**Short task**
In the listing below, pick out lines with "Frequency".

**Entries**

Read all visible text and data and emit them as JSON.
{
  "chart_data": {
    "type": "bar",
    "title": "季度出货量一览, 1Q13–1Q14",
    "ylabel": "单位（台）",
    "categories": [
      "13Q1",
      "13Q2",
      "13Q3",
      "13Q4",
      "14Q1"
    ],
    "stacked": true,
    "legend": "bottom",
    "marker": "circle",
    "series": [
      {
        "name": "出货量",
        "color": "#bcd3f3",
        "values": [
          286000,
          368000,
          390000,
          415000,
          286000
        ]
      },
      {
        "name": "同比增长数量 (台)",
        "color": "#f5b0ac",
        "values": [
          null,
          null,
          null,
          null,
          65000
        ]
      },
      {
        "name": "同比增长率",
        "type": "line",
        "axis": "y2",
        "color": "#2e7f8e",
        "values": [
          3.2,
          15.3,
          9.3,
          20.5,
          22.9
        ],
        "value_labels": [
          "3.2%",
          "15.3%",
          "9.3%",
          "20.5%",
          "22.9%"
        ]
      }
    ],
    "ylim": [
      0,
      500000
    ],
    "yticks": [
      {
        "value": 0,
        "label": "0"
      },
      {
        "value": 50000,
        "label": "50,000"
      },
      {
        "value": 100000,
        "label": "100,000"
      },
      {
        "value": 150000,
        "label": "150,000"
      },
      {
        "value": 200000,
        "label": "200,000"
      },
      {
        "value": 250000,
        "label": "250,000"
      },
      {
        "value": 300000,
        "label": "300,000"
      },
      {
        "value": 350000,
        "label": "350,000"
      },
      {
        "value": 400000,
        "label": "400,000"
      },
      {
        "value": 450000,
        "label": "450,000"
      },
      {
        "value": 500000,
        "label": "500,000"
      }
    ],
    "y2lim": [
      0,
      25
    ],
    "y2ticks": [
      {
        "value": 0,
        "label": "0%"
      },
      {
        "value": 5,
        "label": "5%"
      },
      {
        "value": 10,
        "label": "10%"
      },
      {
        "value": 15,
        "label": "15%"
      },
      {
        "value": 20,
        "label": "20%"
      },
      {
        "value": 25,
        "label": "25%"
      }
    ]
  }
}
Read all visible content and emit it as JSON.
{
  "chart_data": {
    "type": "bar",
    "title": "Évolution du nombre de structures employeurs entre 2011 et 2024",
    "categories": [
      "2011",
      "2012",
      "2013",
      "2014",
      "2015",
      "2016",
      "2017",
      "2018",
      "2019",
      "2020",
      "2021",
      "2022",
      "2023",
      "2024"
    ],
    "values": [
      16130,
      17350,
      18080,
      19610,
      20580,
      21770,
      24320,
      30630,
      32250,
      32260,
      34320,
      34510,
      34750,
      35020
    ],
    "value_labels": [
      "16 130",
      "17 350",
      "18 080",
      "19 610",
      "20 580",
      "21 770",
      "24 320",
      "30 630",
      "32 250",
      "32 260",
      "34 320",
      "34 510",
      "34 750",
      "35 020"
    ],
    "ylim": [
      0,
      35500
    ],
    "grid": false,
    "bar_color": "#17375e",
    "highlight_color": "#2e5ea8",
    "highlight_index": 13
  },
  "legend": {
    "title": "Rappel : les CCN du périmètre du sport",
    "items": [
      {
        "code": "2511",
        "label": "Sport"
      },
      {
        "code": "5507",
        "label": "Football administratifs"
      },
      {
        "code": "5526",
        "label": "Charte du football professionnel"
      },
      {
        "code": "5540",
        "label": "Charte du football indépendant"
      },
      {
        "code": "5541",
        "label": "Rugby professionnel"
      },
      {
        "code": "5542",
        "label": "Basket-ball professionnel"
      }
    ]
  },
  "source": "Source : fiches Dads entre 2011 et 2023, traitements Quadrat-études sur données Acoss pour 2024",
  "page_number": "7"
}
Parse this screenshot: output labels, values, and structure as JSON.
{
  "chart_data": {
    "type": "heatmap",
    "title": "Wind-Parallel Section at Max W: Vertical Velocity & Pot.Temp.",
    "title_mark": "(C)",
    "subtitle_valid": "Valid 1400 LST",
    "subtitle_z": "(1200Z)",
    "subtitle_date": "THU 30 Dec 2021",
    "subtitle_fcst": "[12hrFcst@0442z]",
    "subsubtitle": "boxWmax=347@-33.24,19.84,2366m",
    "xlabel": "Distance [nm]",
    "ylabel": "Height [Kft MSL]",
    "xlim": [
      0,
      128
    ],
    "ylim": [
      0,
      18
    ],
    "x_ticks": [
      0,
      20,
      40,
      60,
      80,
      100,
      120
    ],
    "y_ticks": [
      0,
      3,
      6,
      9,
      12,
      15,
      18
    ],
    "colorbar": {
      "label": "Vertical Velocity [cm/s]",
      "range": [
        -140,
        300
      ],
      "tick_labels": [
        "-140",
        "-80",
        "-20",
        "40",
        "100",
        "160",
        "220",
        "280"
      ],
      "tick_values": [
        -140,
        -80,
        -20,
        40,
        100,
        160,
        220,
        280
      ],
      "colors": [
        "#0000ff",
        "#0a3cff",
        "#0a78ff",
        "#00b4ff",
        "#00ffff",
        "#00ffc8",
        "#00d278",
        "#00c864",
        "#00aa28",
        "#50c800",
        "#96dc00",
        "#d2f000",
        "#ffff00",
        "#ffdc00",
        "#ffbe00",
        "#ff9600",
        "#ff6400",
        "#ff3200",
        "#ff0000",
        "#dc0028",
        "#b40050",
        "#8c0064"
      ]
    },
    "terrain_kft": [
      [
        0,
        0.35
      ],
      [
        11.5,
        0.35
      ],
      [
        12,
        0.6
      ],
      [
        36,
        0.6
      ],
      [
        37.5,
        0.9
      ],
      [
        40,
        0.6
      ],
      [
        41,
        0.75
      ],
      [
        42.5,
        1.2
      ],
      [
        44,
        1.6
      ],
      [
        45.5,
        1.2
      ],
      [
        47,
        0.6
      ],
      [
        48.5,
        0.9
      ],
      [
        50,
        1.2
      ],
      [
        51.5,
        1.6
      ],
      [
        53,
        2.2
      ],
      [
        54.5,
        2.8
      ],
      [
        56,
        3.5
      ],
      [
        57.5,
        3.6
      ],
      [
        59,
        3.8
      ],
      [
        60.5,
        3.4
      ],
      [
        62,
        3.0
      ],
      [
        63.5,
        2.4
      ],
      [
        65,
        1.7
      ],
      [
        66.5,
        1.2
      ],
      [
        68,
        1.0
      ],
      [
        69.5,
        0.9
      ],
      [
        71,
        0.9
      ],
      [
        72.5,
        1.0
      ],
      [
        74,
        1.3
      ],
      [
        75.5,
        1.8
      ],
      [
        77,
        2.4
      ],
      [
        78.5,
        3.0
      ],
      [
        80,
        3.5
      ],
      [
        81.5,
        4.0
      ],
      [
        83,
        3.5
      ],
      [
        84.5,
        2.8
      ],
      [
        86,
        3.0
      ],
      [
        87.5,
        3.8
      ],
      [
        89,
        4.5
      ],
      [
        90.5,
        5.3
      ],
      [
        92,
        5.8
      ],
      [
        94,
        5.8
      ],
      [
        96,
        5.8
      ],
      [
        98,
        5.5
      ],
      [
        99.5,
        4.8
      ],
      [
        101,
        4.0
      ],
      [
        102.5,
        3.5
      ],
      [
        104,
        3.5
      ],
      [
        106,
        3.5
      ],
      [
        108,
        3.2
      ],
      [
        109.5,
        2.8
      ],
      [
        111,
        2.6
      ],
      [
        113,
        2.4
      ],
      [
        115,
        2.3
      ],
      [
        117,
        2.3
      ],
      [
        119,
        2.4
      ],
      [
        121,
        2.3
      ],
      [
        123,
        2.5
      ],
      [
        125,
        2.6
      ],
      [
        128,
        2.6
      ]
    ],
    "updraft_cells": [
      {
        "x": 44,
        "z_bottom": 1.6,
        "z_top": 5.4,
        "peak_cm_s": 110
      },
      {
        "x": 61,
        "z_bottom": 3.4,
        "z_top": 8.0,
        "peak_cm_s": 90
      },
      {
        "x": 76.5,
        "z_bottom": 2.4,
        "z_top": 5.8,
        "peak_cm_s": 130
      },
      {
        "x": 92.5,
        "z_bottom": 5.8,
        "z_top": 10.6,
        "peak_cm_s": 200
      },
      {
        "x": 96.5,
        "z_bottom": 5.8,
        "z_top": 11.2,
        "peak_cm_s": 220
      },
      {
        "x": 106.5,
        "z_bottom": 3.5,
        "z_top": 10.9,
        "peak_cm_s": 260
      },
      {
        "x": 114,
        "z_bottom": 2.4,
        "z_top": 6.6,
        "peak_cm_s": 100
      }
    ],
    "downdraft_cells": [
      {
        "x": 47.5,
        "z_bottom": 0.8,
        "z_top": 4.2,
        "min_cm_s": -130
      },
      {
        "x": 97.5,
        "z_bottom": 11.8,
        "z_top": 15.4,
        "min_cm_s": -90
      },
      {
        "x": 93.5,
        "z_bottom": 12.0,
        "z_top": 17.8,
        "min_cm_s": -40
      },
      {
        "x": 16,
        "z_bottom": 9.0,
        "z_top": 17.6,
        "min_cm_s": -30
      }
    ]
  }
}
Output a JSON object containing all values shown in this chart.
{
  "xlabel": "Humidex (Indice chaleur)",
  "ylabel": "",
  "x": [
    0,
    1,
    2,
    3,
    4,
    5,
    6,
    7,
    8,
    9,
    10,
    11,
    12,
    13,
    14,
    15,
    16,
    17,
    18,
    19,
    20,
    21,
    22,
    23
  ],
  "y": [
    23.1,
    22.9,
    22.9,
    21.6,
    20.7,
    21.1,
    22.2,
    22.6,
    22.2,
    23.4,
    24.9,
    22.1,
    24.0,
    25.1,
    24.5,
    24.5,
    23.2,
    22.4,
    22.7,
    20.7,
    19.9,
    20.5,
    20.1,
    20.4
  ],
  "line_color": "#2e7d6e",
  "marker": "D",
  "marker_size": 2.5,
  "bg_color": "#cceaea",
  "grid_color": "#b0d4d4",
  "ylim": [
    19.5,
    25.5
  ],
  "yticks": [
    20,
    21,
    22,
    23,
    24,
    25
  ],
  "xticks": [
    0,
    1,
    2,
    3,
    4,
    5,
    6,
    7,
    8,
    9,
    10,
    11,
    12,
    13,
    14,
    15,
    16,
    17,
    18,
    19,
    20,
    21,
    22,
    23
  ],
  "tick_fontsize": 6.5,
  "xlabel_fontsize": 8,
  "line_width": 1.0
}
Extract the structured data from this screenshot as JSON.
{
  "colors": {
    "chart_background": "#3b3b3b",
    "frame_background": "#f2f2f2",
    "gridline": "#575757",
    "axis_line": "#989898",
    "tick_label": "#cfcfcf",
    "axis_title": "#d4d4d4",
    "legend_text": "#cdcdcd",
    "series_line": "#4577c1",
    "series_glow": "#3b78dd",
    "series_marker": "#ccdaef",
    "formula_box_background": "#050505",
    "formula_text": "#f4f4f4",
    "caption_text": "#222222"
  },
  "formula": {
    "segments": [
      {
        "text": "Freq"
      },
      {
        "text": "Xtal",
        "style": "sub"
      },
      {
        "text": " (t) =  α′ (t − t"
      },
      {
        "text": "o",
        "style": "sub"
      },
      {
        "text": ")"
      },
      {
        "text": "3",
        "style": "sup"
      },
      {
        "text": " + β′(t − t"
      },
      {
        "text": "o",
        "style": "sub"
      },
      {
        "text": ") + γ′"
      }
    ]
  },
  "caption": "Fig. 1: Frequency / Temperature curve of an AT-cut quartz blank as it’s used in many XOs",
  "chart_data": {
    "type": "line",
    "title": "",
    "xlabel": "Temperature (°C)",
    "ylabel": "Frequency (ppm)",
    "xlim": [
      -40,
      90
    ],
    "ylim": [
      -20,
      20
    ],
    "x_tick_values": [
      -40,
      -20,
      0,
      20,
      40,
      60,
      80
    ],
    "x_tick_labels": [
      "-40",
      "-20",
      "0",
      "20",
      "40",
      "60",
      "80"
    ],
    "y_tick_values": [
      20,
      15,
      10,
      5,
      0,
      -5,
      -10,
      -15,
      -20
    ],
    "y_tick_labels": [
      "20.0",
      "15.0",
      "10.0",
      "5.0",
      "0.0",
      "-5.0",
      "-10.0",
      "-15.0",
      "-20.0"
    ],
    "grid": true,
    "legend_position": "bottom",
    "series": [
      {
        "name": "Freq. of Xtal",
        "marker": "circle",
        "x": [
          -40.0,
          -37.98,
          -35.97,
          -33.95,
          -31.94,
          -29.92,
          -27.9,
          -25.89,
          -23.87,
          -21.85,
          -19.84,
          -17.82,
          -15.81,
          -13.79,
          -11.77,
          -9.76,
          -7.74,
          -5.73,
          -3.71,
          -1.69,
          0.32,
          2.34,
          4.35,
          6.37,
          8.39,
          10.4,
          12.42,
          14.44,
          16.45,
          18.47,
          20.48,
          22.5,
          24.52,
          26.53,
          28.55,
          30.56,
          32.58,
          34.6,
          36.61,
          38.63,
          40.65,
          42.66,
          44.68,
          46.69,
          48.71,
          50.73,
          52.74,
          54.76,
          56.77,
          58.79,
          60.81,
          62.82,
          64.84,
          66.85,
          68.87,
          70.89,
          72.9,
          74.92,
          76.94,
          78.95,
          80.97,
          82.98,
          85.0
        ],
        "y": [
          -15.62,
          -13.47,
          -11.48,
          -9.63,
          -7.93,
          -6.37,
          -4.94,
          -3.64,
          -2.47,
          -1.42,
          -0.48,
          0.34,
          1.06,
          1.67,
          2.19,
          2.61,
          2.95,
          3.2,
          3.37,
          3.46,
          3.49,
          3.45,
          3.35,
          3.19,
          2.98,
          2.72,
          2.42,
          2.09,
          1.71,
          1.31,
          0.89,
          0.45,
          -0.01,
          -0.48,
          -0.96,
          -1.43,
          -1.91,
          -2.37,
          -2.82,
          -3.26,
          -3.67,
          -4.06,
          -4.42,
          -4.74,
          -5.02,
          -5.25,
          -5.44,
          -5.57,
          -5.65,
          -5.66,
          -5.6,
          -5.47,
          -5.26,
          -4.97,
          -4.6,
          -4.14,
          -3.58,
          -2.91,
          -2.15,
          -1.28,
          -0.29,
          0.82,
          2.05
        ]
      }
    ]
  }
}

**Response to the exercise**
  "caption": "Fig. 1: Frequency / Temperature curve of an AT-cut quartz blank as it’s used in many XOs",
    "ylabel": "Frequency (ppm)",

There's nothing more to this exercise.